■ CHALLENGE
Restate the records in their entirety, word for word.

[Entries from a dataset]
+++

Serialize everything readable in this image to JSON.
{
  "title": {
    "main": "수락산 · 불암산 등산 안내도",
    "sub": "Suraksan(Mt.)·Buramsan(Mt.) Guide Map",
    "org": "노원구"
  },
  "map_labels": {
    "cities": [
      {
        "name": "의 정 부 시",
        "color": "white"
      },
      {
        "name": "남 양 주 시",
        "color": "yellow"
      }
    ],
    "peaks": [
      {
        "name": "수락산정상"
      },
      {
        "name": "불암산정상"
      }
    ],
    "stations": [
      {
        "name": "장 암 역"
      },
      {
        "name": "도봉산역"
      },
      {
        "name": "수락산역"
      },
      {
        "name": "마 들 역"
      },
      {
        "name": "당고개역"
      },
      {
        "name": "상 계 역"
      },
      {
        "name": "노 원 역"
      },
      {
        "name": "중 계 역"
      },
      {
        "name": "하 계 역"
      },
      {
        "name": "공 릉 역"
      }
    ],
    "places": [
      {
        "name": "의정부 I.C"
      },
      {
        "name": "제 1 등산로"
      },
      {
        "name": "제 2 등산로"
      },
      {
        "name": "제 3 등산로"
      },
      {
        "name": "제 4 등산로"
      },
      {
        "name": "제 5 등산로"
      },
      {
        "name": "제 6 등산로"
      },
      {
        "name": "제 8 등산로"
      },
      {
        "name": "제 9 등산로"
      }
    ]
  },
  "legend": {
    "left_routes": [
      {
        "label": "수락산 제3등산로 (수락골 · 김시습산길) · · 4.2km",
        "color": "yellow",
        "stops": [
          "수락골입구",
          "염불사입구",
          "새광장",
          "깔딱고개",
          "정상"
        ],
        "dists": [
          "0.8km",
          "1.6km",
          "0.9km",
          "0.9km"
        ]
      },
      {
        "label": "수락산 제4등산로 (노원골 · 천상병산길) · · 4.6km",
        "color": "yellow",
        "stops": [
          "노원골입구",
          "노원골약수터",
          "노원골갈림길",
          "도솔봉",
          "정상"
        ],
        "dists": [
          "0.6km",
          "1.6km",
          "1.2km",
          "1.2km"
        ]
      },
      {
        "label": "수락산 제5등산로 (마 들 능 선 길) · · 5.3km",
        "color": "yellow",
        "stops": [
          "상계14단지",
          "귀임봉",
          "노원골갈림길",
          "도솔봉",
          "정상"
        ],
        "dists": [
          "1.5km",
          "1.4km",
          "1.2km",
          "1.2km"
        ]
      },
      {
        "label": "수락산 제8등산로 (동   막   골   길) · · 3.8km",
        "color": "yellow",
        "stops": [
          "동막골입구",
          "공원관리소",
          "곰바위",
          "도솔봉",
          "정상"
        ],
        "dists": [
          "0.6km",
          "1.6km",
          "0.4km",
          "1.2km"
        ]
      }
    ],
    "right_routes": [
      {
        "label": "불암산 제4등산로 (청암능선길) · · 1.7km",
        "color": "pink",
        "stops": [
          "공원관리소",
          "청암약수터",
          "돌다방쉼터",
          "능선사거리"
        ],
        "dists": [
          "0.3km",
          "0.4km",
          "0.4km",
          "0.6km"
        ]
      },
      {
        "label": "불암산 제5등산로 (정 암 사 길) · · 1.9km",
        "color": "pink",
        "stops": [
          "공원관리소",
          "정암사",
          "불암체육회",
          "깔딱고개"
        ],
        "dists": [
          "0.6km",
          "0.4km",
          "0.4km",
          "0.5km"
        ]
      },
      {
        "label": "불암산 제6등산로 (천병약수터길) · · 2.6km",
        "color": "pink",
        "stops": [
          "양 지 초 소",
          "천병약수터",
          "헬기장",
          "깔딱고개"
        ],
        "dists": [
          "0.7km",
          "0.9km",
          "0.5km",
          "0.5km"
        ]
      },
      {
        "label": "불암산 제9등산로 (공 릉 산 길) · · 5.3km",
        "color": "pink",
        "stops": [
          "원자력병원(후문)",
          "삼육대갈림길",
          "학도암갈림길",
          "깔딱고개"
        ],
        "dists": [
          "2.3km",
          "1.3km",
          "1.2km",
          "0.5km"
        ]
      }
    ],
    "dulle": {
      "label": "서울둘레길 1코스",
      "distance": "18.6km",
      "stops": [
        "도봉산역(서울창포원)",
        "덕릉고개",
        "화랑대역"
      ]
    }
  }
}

+++

■ EXERCISE RESPONSE
Serialize everything readable in this image to JSON.
{
  "title": {
    "main": "수락산 · 불암산 등산 안내도",
    "sub": "Suraksan(Mt.)·Buramsan(Mt.) Guide Map",
    "org": "노원구"
  },
  "map_labels": {
    "cities": [
      {
        "name": "의 정 부 시",
        "color": "white"
      },
      {
        "name": "남 양 주 시",
        "color": "yellow"
      }
    ],
    "peaks": [
      {
        "name": "수락산정상"
      },
      {
        "name": "불암산정상"
      }
    ],
    "stations": [
      {
        "name": "장 암 역"
      },
      {
        "name": "도봉산역"
      },
      {
        "name": "수락산역"
      },
      {
        "name": "마 들 역"
      },
      {
        "name": "당고개역"
      },
      {
        "name": "상 계 역"
      },
      {
        "name": "노 원 역"
      },
      {
        "name": "중 계 역"
      },
      {
        "name": "하 계 역"
      },
      {
        "name": "공 릉 역"
      }
    ],
    "places": [
      {
        "name": "의정부 I.C"
      },
      {
        "name": "제 1 등산로"
      },
      {
        "name": "제 2 등산로"
      },
      {
        "name": "제 3 등산로"
      },
      {
        "name": "제 4 등산로"
      },
      {
        "name": "제 5 등산로"
      },
      {
        "name": "제 6 등산로"
      },
      {
        "name": "제 8 등산로"
      },
      {
        "name": "제 9 등산로"
      }
    ]
  },
  "legend": {
    "left_routes": [
      {
        "label": "수락산 제3등산로 (수락골 · 김시습산길) · · 4.2km",
        "color": "yellow",
        "stops": [
          "수락골입구",
          "염불사입구",
          "새광장",
          "깔딱고개",
          "정상"
        ],
        "dists": [
          "0.8km",
          "1.6km",
          "0.9km",
          "0.9km"
        ]
      },
      {
        "label": "수락산 제4등산로 (노원골 · 천상병산길) · · 4.6km",
        "color": "yellow",
        "stops": [
          "노원골입구",
          "노원골약수터",
          "노원골갈림길",
          "도솔봉",
          "정상"
        ],
        "dists": [
          "0.6km",
          "1.6km",
          "1.2km",
          "1.2km"
        ]
      },
      {
        "label": "수락산 제5등산로 (마 들 능 선 길) · · 5.3km",
        "color": "yellow",
        "stops": [
          "상계14단지",
          "귀임봉",
          "노원골갈림길",
          "도솔봉",
          "정상"
        ],
        "dists": [
          "1.5km",
          "1.4km",
          "1.2km",
          "1.2km"
        ]
      },
      {
        "label": "수락산 제8등산로 (동   막   골   길) · · 3.8km",
        "color": "yellow",
        "stops": [
          "동막골입구",
          "공원관리소",
          "곰바위",
          "도솔봉",
          "정상"
        ],
        "dists": [
          "0.6km",
          "1.6km",
          "0.4km",
          "1.2km"
        ]
      }
    ],
    "right_routes": [
      {
        "label": "불암산 제4등산로 (청암능선길) · · 1.7km",
        "color": "pink",
        "stops": [
          "공원관리소",
          "청암약수터",
          "돌다방쉼터",
          "능선사거리"
        ],
        "dists": [
          "0.3km",
          "0.4km",
          "0.4km",
          "0.6km"
        ]
      },
      {
        "label": "불암산 제5등산로 (정 암 사 길) · · 1.9km",
        "color": "pink",
        "stops": [
          "공원관리소",
          "정암사",
          "불암체육회",
          "깔딱고개"
        ],
        "dists": [
          "0.6km",
          "0.4km",
          "0.4km",
          "0.5km"
        ]
      },
      {
        "label": "불암산 제6등산로 (천병약수터길) · · 2.6km",
        "color": "pink",
        "stops": [
          "양 지 초 소",
          "천병약수터",
          "헬기장",
          "깔딱고개"
        ],
        "dists": [
          "0.7km",
          "0.9km",
          "0.5km",
          "0.5km"
        ]
      },
      {
        "label": "불암산 제9등산로 (공 릉 산 길) · · 5.3km",
        "color": "pink",
        "stops": [
          "원자력병원(후문)",
          "삼육대갈림길",
          "학도암갈림길",
          "깔딱고개"
        ],
        "dists": [
          "2.3km",
          "1.3km",
          "1.2km",
          "0.5km"
        ]
      }
    ],
    "dulle": {
      "label": "서울둘레길 1코스",
      "distance": "18.6km",
      "stops": [
        "도봉산역(서울창포원)",
        "덕릉고개",
        "화랑대역"
      ]
    }
  }
}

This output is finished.